> **YOUR INSTRUCTIONS**
Where the string "this" occurs in the material below, report the whole line.

□ □ □ □ □ □ □

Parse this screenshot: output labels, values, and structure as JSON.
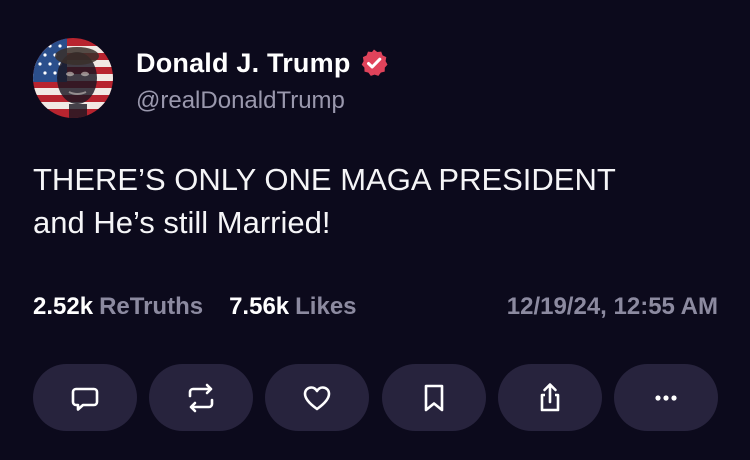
{
  "author": {
    "display_name": "Donald J. Trump",
    "handle": "@realDonaldTrump",
    "avatar_icon": "flag-portrait-avatar",
    "verified_icon": "verified-badge-icon",
    "verified_color": "#e0435b"
  },
  "post": {
    "line1": "THERE’S ONLY ONE MAGA PRESIDENT",
    "line2": "and He’s still Married!"
  },
  "stats": {
    "retruths_count": "2.52k",
    "retruths_label": "ReTruths",
    "likes_count": "7.56k",
    "likes_label": "Likes",
    "timestamp": "12/19/24, 12:55 AM"
  },
  "actions": [
    {
      "icon": "reply-icon"
    },
    {
      "icon": "retruth-icon"
    },
    {
      "icon": "like-heart-icon"
    },
    {
      "icon": "bookmark-icon"
    },
    {
      "icon": "share-icon"
    },
    {
      "icon": "more-options-icon"
    }
  ],
  "colors": {
    "background": "#0c0a1c",
    "button_bg": "#27233d",
    "muted_text": "#8c8aa0"
  }
}
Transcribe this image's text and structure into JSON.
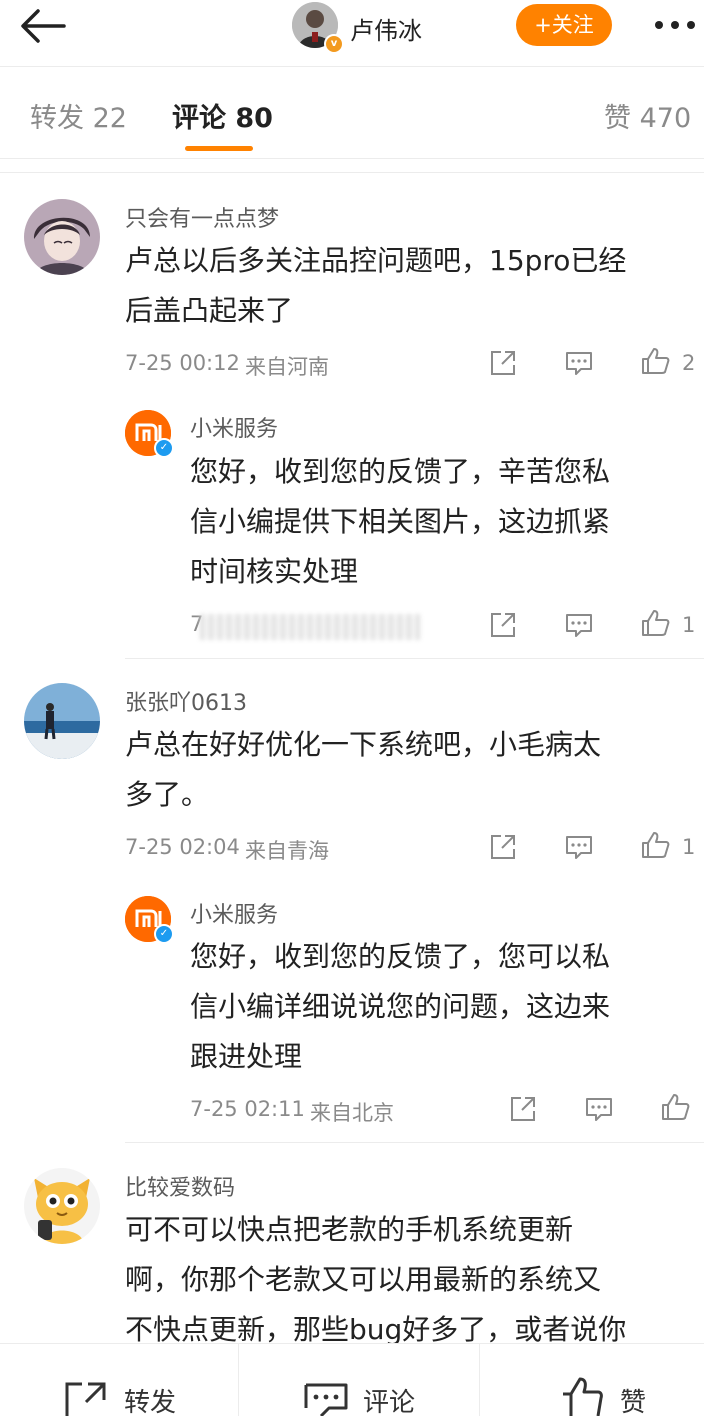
{
  "header": {
    "author_name": "卢伟冰",
    "follow_label": "+关注",
    "icons": [
      "back-arrow-icon",
      "more-icon"
    ]
  },
  "tabs": [
    {
      "label": "转发 22"
    },
    {
      "label": "评论 80",
      "active": true
    },
    {
      "label": "赞 470"
    }
  ],
  "comments": [
    {
      "user": "只会有一点点梦",
      "text": [
        "卢总以后多关注品控问题吧，15pro已经",
        "后盖凸起来了"
      ],
      "time": "7-25 00:12",
      "location": "来自河南",
      "likes": "2",
      "reply": {
        "user": "小米服务",
        "text": [
          "您好，收到您的反馈了，辛苦您私",
          "信小编提供下相关图片，这边抓紧",
          "时间核实处理"
        ],
        "time_partial": "7",
        "likes": "1"
      }
    },
    {
      "user": "张张吖0613",
      "text": [
        "卢总在好好优化一下系统吧，小毛病太",
        "多了。"
      ],
      "time": "7-25 02:04",
      "location": "来自青海",
      "likes": "1",
      "reply": {
        "user": "小米服务",
        "text": [
          "您好，收到您的反馈了，您可以私",
          "信小编详细说说您的问题，这边来",
          "跟进处理"
        ],
        "time": "7-25 02:11",
        "location": "来自北京",
        "likes": ""
      }
    },
    {
      "user": "比较爱数码",
      "text": [
        "可不可以快点把老款的手机系统更新",
        "啊，你那个老款又可以用最新的系统又",
        "不快点更新，那些bug好多了，或者说你"
      ]
    }
  ],
  "bottom_bar": {
    "repost_label": "转发",
    "comment_label": "评论",
    "like_label": "赞"
  },
  "colors": {
    "accent": "#ff8200",
    "xiaomi": "#ff6900",
    "text": "#222222",
    "muted": "#8a8a8a"
  }
}
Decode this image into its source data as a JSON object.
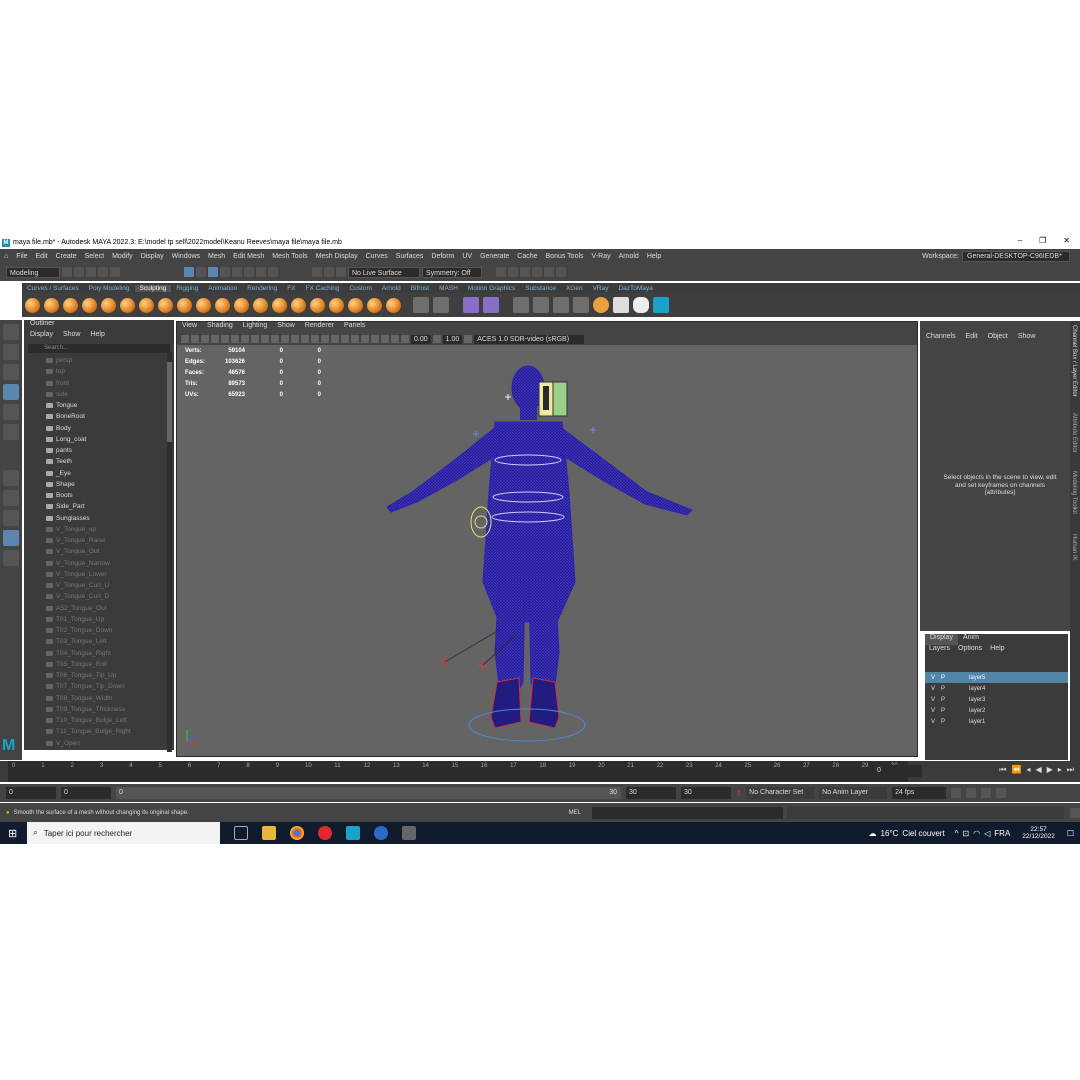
{
  "window": {
    "title": "maya file.mb* - Autodesk MAYA 2022.3: E:\\model tp sell\\2022model\\Keanu Reeves\\maya file\\maya file.mb"
  },
  "menubar": {
    "items": [
      "File",
      "Edit",
      "Create",
      "Select",
      "Modify",
      "Display",
      "Windows",
      "Mesh",
      "Edit Mesh",
      "Mesh Tools",
      "Mesh Display",
      "Curves",
      "Surfaces",
      "Deform",
      "UV",
      "Generate",
      "Cache",
      "Bonus Tools",
      "V-Ray",
      "Arnold",
      "Help"
    ],
    "workspace_label": "Workspace:",
    "workspace_value": "General-DESKTOP-C96IEDB*"
  },
  "statusline": {
    "mode": "Modeling",
    "live_surface": "No Live Surface",
    "symmetry": "Symmetry: Off"
  },
  "shelf": {
    "tabs": [
      "Curves / Surfaces",
      "Poly Modeling",
      "Sculpting",
      "Rigging",
      "Animation",
      "Rendering",
      "FX",
      "FX Caching",
      "Custom",
      "Arnold",
      "Bifrost",
      "MASH",
      "Motion Graphics",
      "Substance",
      "XGen",
      "VRay",
      "DazToMaya"
    ],
    "active_tab": "Sculpting"
  },
  "outliner": {
    "title": "Outliner",
    "menu": [
      "Display",
      "Show",
      "Help"
    ],
    "search_placeholder": "Search...",
    "items": [
      {
        "label": "persp",
        "dim": true
      },
      {
        "label": "top",
        "dim": true
      },
      {
        "label": "front",
        "dim": true
      },
      {
        "label": "side",
        "dim": true
      },
      {
        "label": "Tongue",
        "dim": false
      },
      {
        "label": "BoneRoot",
        "dim": false
      },
      {
        "label": "Body",
        "dim": false
      },
      {
        "label": "Long_coat",
        "dim": false
      },
      {
        "label": "pants",
        "dim": false
      },
      {
        "label": "Teeth",
        "dim": false
      },
      {
        "label": "_Eye",
        "dim": false
      },
      {
        "label": "Shape",
        "dim": false
      },
      {
        "label": "Boots",
        "dim": false
      },
      {
        "label": "Side_Part",
        "dim": false
      },
      {
        "label": "Sunglasses",
        "dim": false
      },
      {
        "label": "V_Tongue_up",
        "dim": true
      },
      {
        "label": "V_Tongue_Raise",
        "dim": true
      },
      {
        "label": "V_Tongue_Out",
        "dim": true
      },
      {
        "label": "V_Tongue_Narrow",
        "dim": true
      },
      {
        "label": "V_Tongue_Lower",
        "dim": true
      },
      {
        "label": "V_Tongue_Curl_U",
        "dim": true
      },
      {
        "label": "V_Tongue_Curl_D",
        "dim": true
      },
      {
        "label": "A52_Tongue_Out",
        "dim": true
      },
      {
        "label": "T01_Tongue_Up",
        "dim": true
      },
      {
        "label": "T02_Tongue_Down",
        "dim": true
      },
      {
        "label": "T03_Tongue_Left",
        "dim": true
      },
      {
        "label": "T04_Tongue_Right",
        "dim": true
      },
      {
        "label": "T05_Tongue_Roll",
        "dim": true
      },
      {
        "label": "T06_Tongue_Tip_Up",
        "dim": true
      },
      {
        "label": "T07_Tongue_Tip_Down",
        "dim": true
      },
      {
        "label": "T08_Tongue_Width",
        "dim": true
      },
      {
        "label": "T09_Tongue_Thickness",
        "dim": true
      },
      {
        "label": "T10_Tongue_Bulge_Left",
        "dim": true
      },
      {
        "label": "T11_Tongue_Bulge_Right",
        "dim": true
      },
      {
        "label": "V_Open",
        "dim": true
      }
    ]
  },
  "viewport": {
    "menu": [
      "View",
      "Shading",
      "Lighting",
      "Show",
      "Renderer",
      "Panels"
    ],
    "exposure": "0.00",
    "gamma": "1.00",
    "colorspace": "ACES 1.0 SDR-video (sRGB)",
    "hud": [
      {
        "label": "Verts:",
        "value": "59104",
        "a": "0",
        "b": "0"
      },
      {
        "label": "Edges:",
        "value": "103626",
        "a": "0",
        "b": "0"
      },
      {
        "label": "Faces:",
        "value": "46576",
        "a": "0",
        "b": "0"
      },
      {
        "label": "Tris:",
        "value": "89573",
        "a": "0",
        "b": "0"
      },
      {
        "label": "UVs:",
        "value": "65923",
        "a": "0",
        "b": "0"
      }
    ]
  },
  "channelbox": {
    "menu": [
      "Channels",
      "Edit",
      "Object",
      "Show"
    ],
    "message": "Select objects in the scene to view, edit and set keyframes on channels (attributes)",
    "side_tabs": [
      "Channel Box / Layer Editor",
      "Attribute Editor",
      "Modeling Toolkit",
      "Human IK"
    ]
  },
  "layers": {
    "tabs": [
      "Display",
      "Anim"
    ],
    "menu": [
      "Layers",
      "Options",
      "Help"
    ],
    "rows": [
      {
        "v": "V",
        "p": "P",
        "name": "layer5"
      },
      {
        "v": "V",
        "p": "P",
        "name": "layer4"
      },
      {
        "v": "V",
        "p": "P",
        "name": "layer3"
      },
      {
        "v": "V",
        "p": "P",
        "name": "layer2"
      },
      {
        "v": "V",
        "p": "P",
        "name": "layer1"
      }
    ]
  },
  "timeline": {
    "ticks": [
      "0",
      "1",
      "2",
      "3",
      "4",
      "5",
      "6",
      "7",
      "8",
      "9",
      "10",
      "11",
      "12",
      "13",
      "14",
      "15",
      "16",
      "17",
      "18",
      "19",
      "20",
      "21",
      "22",
      "23",
      "24",
      "25",
      "26",
      "27",
      "28",
      "29",
      "30"
    ],
    "current_frame": "0"
  },
  "range": {
    "start": "0",
    "start2": "0",
    "slider_start": "0",
    "slider_end": "30",
    "end": "30",
    "end2": "30",
    "character_set": "No Character Set",
    "anim_layer": "No Anim Layer",
    "fps": "24 fps"
  },
  "helpline": {
    "text": "Smooth the surface of a mesh without changing its original shape.",
    "mel": "MEL"
  },
  "taskbar": {
    "search": "Taper ici pour rechercher",
    "temp": "16°C",
    "weather": "Ciel couvert",
    "lang": "FRA",
    "time": "22:57",
    "date": "22/12/2022"
  }
}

□ □ □ □ □ □ □

> **WRITTEN SOLUTION**
Parse this screenshot: output labels, values, and structure as JSON.
Transcribe this image's text and structure into JSON.
Decode this image into its source data as a JSON object.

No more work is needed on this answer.